* [GOAL]
All of the lines below are to be transcribed faithfully, with pictures excluded from the copy.
##### THE INPUT #####
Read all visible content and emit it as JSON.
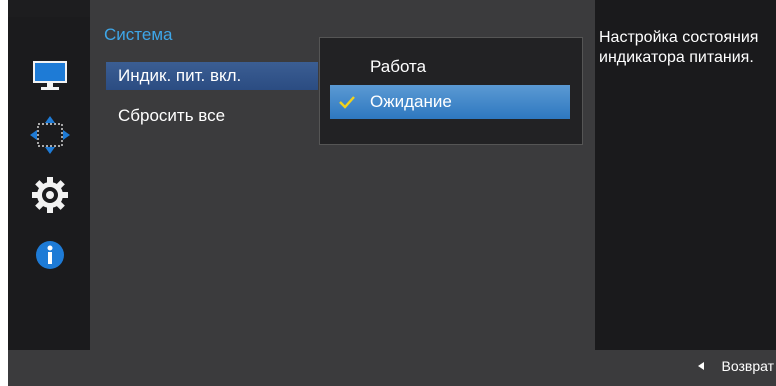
{
  "menu": {
    "title": "Система",
    "items": [
      {
        "label": "Индик. пит. вкл."
      },
      {
        "label": "Сбросить все"
      }
    ]
  },
  "submenu": {
    "options": [
      {
        "label": "Работа"
      },
      {
        "label": "Ожидание"
      }
    ]
  },
  "help": {
    "text": "Настройка состояния индикатора питания."
  },
  "footer": {
    "back_label": "Возврат"
  },
  "icons": [
    "monitor-icon",
    "resize-arrows-icon",
    "gear-icon",
    "info-icon"
  ],
  "colors": {
    "accent": "#3ea6e8",
    "highlight": "#2e78c0",
    "check": "#f2d21b"
  }
}
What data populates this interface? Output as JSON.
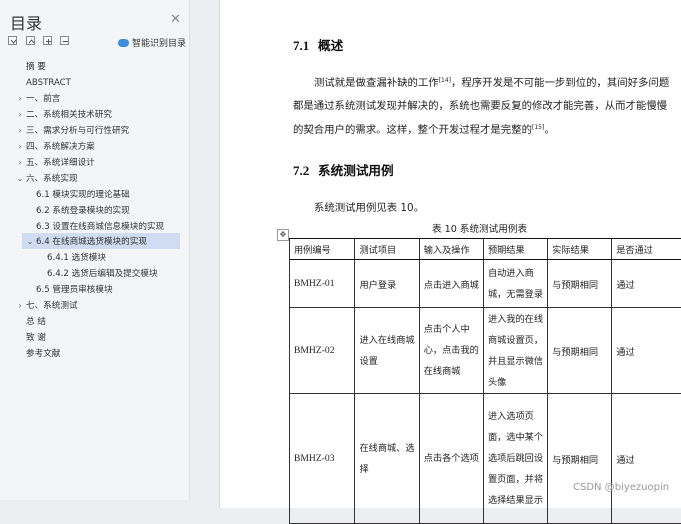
#####
* [REPLY]
Read all visible content and emit it as JSON.
{
  "menu": {
    "title": "Система",
    "items": [
      {
        "label": "Индик. пит. вкл."
      },
      {
        "label": "Сбросить все"
      }
    ]
  },
  "submenu": {
    "options": [
      {
        "label": "Работа"
      },
      {
        "label": "Ожидание"
      }
    ]
  },
  "help": {
    "text": "Настройка состояния индикатора питания."
  },
  "footer": {
    "back_label": "Возврат"
  },
  "icons": [
    "monitor-icon",
    "resize-arrows-icon",
    "gear-icon",
    "info-icon"
  ],
  "colors": {
    "accent": "#3ea6e8",
    "highlight": "#2e78c0",
    "check": "#f2d21b"
  }
}
What data populates this interface? Output as JSON.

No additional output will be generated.